Stated task: Check each line for the string "marker" and give only the count of lines that have it.

Records to process:
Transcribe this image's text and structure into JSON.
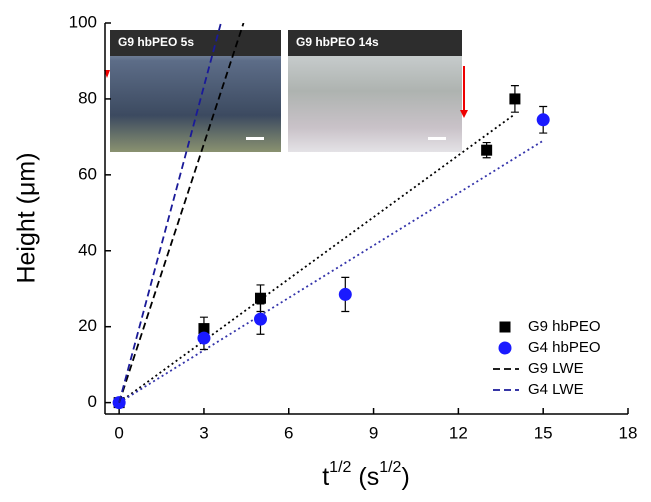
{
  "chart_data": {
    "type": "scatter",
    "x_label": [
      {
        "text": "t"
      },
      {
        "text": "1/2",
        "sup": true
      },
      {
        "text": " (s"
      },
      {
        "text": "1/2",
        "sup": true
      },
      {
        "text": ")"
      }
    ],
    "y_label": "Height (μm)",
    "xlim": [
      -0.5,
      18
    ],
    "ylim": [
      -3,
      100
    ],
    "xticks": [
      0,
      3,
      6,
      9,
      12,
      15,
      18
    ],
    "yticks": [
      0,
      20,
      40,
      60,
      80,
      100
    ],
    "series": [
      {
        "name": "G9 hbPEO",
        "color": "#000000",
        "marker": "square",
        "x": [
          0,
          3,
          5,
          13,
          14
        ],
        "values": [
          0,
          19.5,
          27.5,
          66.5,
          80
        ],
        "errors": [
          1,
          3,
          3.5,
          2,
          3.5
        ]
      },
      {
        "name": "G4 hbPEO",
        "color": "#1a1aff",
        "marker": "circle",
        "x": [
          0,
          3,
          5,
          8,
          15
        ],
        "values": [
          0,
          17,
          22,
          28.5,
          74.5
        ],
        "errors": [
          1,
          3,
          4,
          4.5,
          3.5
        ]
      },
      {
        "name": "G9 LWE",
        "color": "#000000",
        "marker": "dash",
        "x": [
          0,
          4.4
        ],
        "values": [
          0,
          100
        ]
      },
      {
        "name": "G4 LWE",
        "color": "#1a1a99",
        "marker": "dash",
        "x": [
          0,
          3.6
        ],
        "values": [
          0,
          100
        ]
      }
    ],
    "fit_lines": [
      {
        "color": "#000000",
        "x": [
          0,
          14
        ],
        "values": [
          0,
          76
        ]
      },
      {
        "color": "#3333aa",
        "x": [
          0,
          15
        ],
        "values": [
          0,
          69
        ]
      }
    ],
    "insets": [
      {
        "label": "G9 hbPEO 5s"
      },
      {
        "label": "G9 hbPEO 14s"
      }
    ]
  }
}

Expected answer: 4